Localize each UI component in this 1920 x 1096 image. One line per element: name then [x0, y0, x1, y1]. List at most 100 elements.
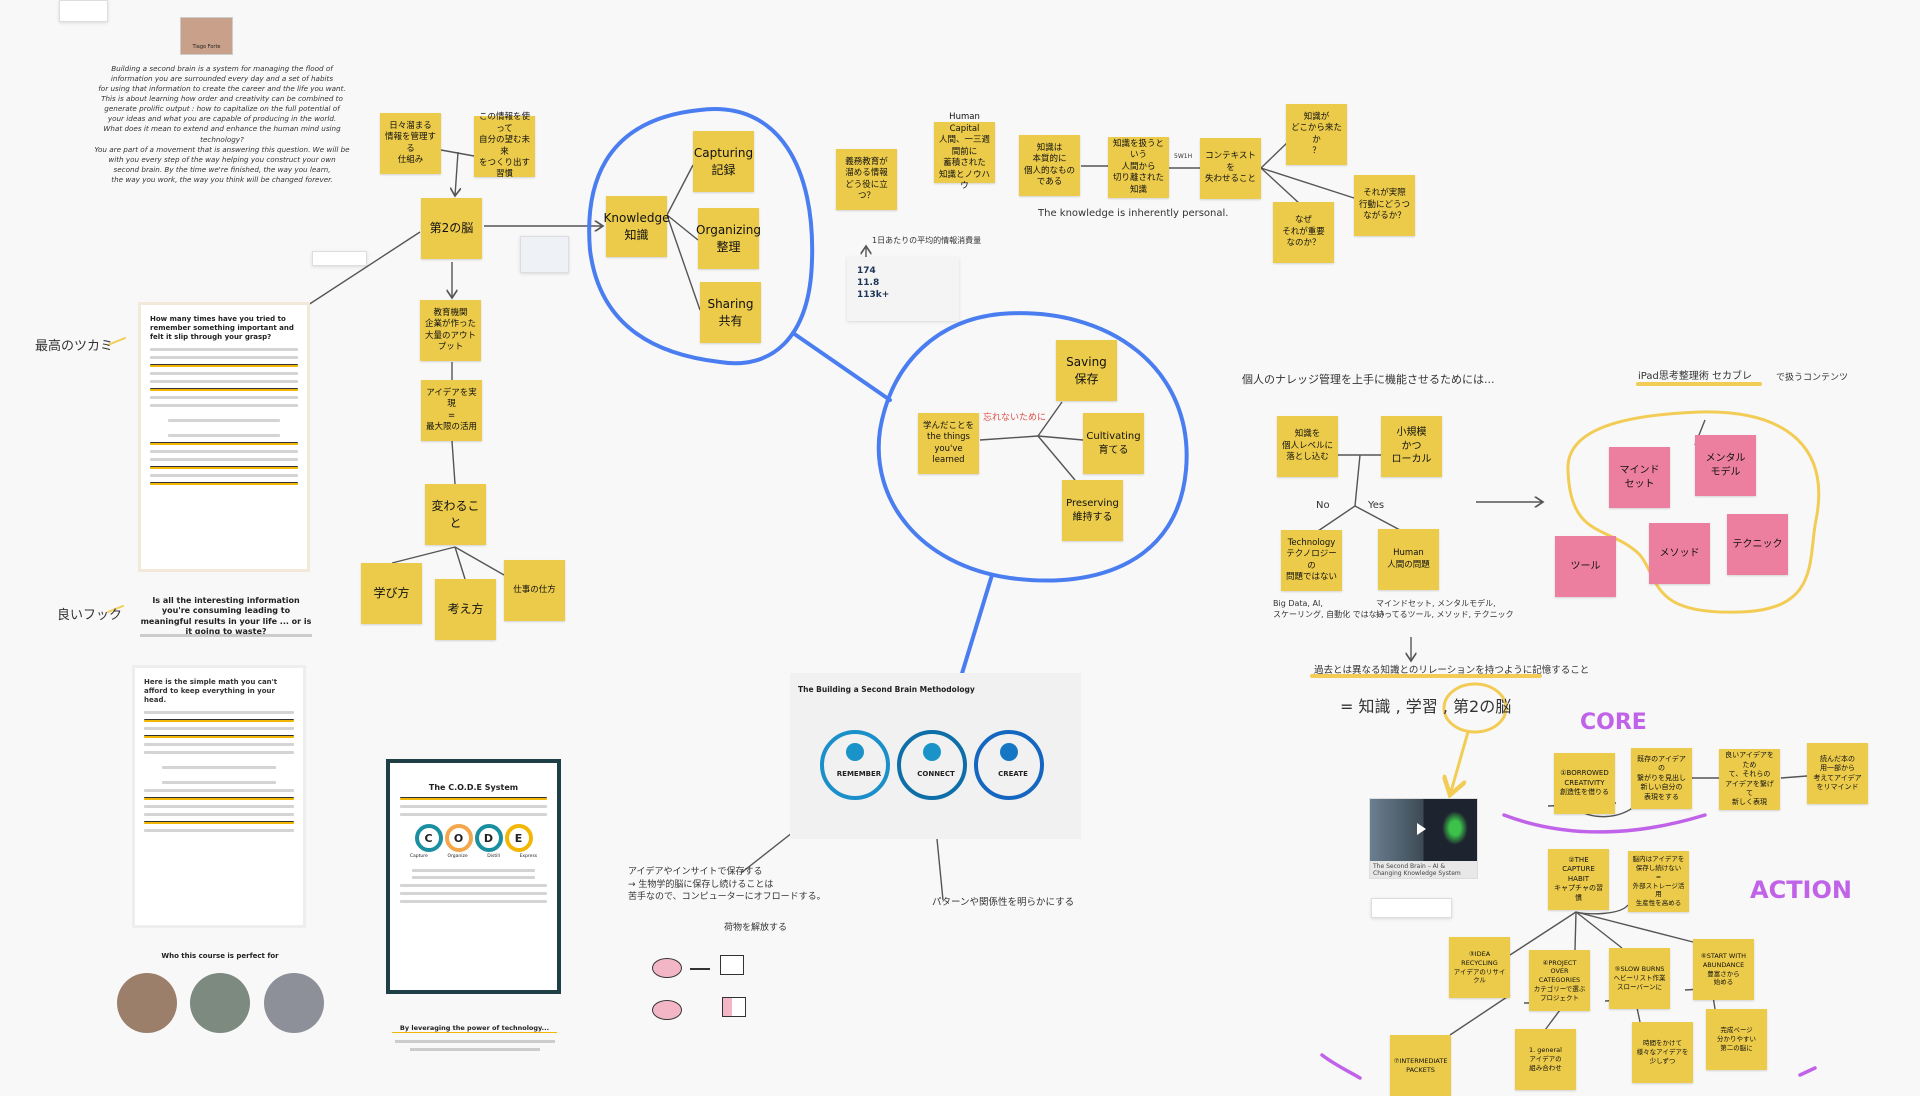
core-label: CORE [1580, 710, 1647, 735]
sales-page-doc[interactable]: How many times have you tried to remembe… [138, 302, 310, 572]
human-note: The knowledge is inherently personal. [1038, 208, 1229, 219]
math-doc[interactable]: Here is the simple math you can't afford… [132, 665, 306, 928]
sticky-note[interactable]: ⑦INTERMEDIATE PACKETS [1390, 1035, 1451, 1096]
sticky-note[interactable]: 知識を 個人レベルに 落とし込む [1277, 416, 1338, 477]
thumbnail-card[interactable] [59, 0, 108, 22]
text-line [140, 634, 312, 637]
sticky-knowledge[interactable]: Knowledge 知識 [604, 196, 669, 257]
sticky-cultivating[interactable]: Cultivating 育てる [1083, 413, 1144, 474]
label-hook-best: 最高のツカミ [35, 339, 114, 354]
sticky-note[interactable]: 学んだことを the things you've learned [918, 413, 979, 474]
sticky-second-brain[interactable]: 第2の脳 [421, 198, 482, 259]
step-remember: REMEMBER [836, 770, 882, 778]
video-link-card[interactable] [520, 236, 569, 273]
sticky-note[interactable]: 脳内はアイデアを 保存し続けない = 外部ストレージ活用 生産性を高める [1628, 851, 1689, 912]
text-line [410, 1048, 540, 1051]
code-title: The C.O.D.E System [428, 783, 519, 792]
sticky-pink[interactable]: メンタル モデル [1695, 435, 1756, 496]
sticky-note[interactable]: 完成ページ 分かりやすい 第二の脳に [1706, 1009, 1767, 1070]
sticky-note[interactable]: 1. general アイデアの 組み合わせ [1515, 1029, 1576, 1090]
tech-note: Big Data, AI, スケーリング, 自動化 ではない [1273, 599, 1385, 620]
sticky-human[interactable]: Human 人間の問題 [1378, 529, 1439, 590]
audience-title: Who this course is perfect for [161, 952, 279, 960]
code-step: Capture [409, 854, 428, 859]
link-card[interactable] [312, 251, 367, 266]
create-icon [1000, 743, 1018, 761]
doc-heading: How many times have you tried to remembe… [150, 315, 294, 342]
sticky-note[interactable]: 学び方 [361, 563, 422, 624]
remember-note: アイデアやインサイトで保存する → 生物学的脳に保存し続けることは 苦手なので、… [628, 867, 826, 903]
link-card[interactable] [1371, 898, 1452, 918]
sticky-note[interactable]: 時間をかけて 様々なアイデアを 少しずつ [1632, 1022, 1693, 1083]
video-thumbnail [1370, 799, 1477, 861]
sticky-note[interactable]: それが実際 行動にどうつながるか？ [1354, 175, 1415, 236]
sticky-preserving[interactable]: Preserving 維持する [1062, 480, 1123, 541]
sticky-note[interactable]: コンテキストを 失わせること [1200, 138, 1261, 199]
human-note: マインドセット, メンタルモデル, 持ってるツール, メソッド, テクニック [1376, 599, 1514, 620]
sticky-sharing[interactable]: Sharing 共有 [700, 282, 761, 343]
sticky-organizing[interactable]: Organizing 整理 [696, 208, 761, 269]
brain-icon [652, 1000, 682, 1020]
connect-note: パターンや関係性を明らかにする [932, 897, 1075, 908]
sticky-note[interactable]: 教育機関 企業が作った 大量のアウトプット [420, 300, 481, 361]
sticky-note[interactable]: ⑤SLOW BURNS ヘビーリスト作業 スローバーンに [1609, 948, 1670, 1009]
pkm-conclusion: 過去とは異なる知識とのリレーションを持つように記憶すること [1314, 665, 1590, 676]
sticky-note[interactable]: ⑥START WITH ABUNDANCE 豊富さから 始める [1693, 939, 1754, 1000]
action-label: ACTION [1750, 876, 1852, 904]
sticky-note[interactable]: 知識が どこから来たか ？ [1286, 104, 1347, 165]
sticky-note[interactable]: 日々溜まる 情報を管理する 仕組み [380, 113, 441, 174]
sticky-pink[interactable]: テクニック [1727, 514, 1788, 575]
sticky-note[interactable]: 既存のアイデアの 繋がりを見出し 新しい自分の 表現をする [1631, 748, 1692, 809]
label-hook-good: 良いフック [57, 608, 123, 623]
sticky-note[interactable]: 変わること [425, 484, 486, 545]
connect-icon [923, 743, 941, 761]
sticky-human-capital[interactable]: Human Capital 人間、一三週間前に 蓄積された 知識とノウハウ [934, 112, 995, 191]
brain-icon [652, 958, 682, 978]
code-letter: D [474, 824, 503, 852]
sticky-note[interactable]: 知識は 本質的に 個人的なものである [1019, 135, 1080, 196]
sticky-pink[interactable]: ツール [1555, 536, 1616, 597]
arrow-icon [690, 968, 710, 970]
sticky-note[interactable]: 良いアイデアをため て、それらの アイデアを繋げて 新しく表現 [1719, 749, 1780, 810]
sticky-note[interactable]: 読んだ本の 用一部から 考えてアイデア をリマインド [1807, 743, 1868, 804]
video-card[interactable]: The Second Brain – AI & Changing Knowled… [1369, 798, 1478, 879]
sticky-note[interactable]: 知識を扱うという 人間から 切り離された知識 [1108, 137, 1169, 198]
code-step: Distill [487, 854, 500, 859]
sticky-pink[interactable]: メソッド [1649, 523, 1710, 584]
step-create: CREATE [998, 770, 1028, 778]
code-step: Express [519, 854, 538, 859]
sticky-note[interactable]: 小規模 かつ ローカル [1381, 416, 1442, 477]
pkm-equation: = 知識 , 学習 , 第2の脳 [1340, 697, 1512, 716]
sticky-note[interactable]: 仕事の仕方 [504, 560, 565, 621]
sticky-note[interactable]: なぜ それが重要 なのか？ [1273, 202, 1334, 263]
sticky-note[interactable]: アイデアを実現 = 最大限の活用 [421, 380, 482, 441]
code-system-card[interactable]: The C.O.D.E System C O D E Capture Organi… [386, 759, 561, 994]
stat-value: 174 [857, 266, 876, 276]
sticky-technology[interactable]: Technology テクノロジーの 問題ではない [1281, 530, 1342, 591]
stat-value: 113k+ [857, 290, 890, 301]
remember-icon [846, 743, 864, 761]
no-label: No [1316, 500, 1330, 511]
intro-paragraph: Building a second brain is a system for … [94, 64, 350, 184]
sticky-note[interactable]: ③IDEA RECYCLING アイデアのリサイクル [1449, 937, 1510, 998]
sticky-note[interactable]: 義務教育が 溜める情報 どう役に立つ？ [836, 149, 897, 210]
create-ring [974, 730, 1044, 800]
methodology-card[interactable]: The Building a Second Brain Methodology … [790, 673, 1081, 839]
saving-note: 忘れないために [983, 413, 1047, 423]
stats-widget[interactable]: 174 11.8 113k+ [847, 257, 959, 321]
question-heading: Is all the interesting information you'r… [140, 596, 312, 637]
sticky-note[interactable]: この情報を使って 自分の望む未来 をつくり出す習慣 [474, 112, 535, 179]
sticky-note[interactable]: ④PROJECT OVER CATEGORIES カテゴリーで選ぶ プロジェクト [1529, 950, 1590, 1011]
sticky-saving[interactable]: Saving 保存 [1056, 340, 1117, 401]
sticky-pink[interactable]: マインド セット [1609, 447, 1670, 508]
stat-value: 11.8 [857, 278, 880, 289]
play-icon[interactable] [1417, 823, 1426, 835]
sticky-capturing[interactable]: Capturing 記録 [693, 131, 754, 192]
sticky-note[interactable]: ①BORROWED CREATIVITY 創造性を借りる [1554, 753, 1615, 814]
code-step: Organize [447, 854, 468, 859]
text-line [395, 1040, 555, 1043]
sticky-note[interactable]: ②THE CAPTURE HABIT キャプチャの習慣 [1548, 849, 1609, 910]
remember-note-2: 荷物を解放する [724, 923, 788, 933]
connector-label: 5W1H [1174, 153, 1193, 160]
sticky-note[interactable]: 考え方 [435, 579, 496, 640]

════════

_Task directions_
Rewrite all the lines above, swapping every "sticky-note" for "post-it" and keeping everything else unchanged. Omit the pictures from your answer.

_Complete answer_
Localize each UI component in this 1920 x 1096 image. One line per element: name then [x0, y0, x1, y1]. List at most 100 elements.
core-label: CORE [1580, 710, 1647, 735]
sales-page-doc[interactable]: How many times have you tried to remembe… [138, 302, 310, 572]
human-note: The knowledge is inherently personal. [1038, 208, 1229, 219]
math-doc[interactable]: Here is the simple math you can't afford… [132, 665, 306, 928]
post-it[interactable]: ⑦INTERMEDIATE PACKETS [1390, 1035, 1451, 1096]
post-it[interactable]: 知識を 個人レベルに 落とし込む [1277, 416, 1338, 477]
thumbnail-card[interactable] [59, 0, 108, 22]
text-line [140, 634, 312, 637]
sticky-knowledge[interactable]: Knowledge 知識 [604, 196, 669, 257]
sticky-cultivating[interactable]: Cultivating 育てる [1083, 413, 1144, 474]
label-hook-best: 最高のツカミ [35, 339, 114, 354]
post-it[interactable]: 学んだことを the things you've learned [918, 413, 979, 474]
sticky-second-brain[interactable]: 第2の脳 [421, 198, 482, 259]
step-remember: REMEMBER [836, 770, 882, 778]
video-link-card[interactable] [520, 236, 569, 273]
post-it[interactable]: 脳内はアイデアを 保存し続けない = 外部ストレージ活用 生産性を高める [1628, 851, 1689, 912]
text-line [410, 1048, 540, 1051]
code-title: The C.O.D.E System [428, 783, 519, 792]
sticky-pink[interactable]: メンタル モデル [1695, 435, 1756, 496]
post-it[interactable]: 完成ページ 分かりやすい 第二の脳に [1706, 1009, 1767, 1070]
post-it[interactable]: 1. general アイデアの 組み合わせ [1515, 1029, 1576, 1090]
tech-note: Big Data, AI, スケーリング, 自動化 ではない [1273, 599, 1385, 620]
sticky-human[interactable]: Human 人間の問題 [1378, 529, 1439, 590]
audience-title: Who this course is perfect for [161, 952, 279, 960]
code-step: Capture [409, 854, 428, 859]
link-card[interactable] [312, 251, 367, 266]
create-icon [1000, 743, 1018, 761]
doc-heading: How many times have you tried to remembe… [150, 315, 294, 342]
post-it[interactable]: 学び方 [361, 563, 422, 624]
remember-note: アイデアやインサイトで保存する → 生物学的脳に保存し続けることは 苦手なので、… [628, 867, 826, 903]
link-card[interactable] [1371, 898, 1452, 918]
post-it[interactable]: 時間をかけて 様々なアイデアを 少しずつ [1632, 1022, 1693, 1083]
video-thumbnail [1370, 799, 1477, 861]
post-it[interactable]: それが実際 行動にどうつながるか？ [1354, 175, 1415, 236]
sticky-preserving[interactable]: Preserving 維持する [1062, 480, 1123, 541]
post-it[interactable]: コンテキストを 失わせること [1200, 138, 1261, 199]
human-note: マインドセット, メンタルモデル, 持ってるツール, メソッド, テクニック [1376, 599, 1514, 620]
sticky-sharing[interactable]: Sharing 共有 [700, 282, 761, 343]
sticky-organizing[interactable]: Organizing 整理 [696, 208, 761, 269]
brain-icon [652, 1000, 682, 1020]
connect-note: パターンや関係性を明らかにする [932, 897, 1075, 908]
post-it[interactable]: 教育機関 企業が作った 大量のアウトプット [420, 300, 481, 361]
post-it[interactable]: ⑤SLOW BURNS ヘビーリスト作業 スローバーンに [1609, 948, 1670, 1009]
pkm-conclusion: 過去とは異なる知識とのリレーションを持つように記憶すること [1314, 665, 1590, 676]
post-it[interactable]: ⑥START WITH ABUNDANCE 豊富さから 始める [1693, 939, 1754, 1000]
action-label: ACTION [1750, 876, 1852, 904]
post-it[interactable]: 知識が どこから来たか ？ [1286, 104, 1347, 165]
post-it[interactable]: 日々溜まる 情報を管理する 仕組み [380, 113, 441, 174]
sticky-pink[interactable]: テクニック [1727, 514, 1788, 575]
post-it[interactable]: 既存のアイデアの 繋がりを見出し 新しい自分の 表現をする [1631, 748, 1692, 809]
label-hook-good: 良いフック [57, 608, 123, 623]
post-it[interactable]: 変わること [425, 484, 486, 545]
connect-icon [923, 743, 941, 761]
sticky-human-capital[interactable]: Human Capital 人間、一三週間前に 蓄積された 知識とノウハウ [934, 112, 995, 191]
brain-icon [652, 958, 682, 978]
code-letter: D [474, 824, 503, 852]
post-it[interactable]: 知識は 本質的に 個人的なものである [1019, 135, 1080, 196]
sticky-pink[interactable]: ツール [1555, 536, 1616, 597]
arrow-icon [690, 968, 710, 970]
post-it[interactable]: 良いアイデアをため て、それらの アイデアを繋げて 新しく表現 [1719, 749, 1780, 810]
post-it[interactable]: 読んだ本の 用一部から 考えてアイデア をリマインド [1807, 743, 1868, 804]
video-card[interactable]: The Second Brain – AI & Changing Knowled… [1369, 798, 1478, 879]
post-it[interactable]: 知識を扱うという 人間から 切り離された知識 [1108, 137, 1169, 198]
code-step: Distill [487, 854, 500, 859]
sticky-pink[interactable]: メソッド [1649, 523, 1710, 584]
step-create: CREATE [998, 770, 1028, 778]
code-step: Express [519, 854, 538, 859]
post-it[interactable]: 小規模 かつ ローカル [1381, 416, 1442, 477]
pkm-equation: = 知識 , 学習 , 第2の脳 [1340, 697, 1512, 716]
post-it[interactable]: 仕事の仕方 [504, 560, 565, 621]
post-it[interactable]: なぜ それが重要 なのか？ [1273, 202, 1334, 263]
post-it[interactable]: アイデアを実現 = 最大限の活用 [421, 380, 482, 441]
code-system-card[interactable]: The C.O.D.E System C O D E Capture Organi… [386, 759, 561, 994]
stat-value: 174 [857, 266, 876, 276]
sticky-technology[interactable]: Technology テクノロジーの 問題ではない [1281, 530, 1342, 591]
stat-value: 113k+ [857, 290, 890, 301]
remember-icon [846, 743, 864, 761]
no-label: No [1316, 500, 1330, 511]
intro-paragraph: Building a second brain is a system for … [94, 64, 350, 184]
post-it[interactable]: ③IDEA RECYCLING アイデアのリサイクル [1449, 937, 1510, 998]
post-it[interactable]: 義務教育が 溜める情報 どう役に立つ？ [836, 149, 897, 210]
create-ring [974, 730, 1044, 800]
methodology-card[interactable]: The Building a Second Brain Methodology … [790, 673, 1081, 839]
saving-note: 忘れないために [983, 413, 1047, 423]
stats-widget[interactable]: 174 11.8 113k+ [847, 257, 959, 321]
question-heading: Is all the interesting information you'r… [140, 596, 312, 637]
post-it[interactable]: この情報を使って 自分の望む未来 をつくり出す習慣 [474, 112, 535, 179]
post-it[interactable]: ④PROJECT OVER CATEGORIES カテゴリーで選ぶ プロジェクト [1529, 950, 1590, 1011]
sticky-saving[interactable]: Saving 保存 [1056, 340, 1117, 401]
sticky-pink[interactable]: マインド セット [1609, 447, 1670, 508]
stat-value: 11.8 [857, 278, 880, 289]
play-icon[interactable] [1417, 823, 1426, 835]
sticky-capturing[interactable]: Capturing 記録 [693, 131, 754, 192]
post-it[interactable]: ①BORROWED CREATIVITY 創造性を借りる [1554, 753, 1615, 814]
code-step: Organize [447, 854, 468, 859]
text-line [395, 1040, 555, 1043]
post-it[interactable]: ②THE CAPTURE HABIT キャプチャの習慣 [1548, 849, 1609, 910]
remember-note-2: 荷物を解放する [724, 923, 788, 933]
connector-label: 5W1H [1174, 153, 1193, 160]
post-it[interactable]: 考え方 [435, 579, 496, 640]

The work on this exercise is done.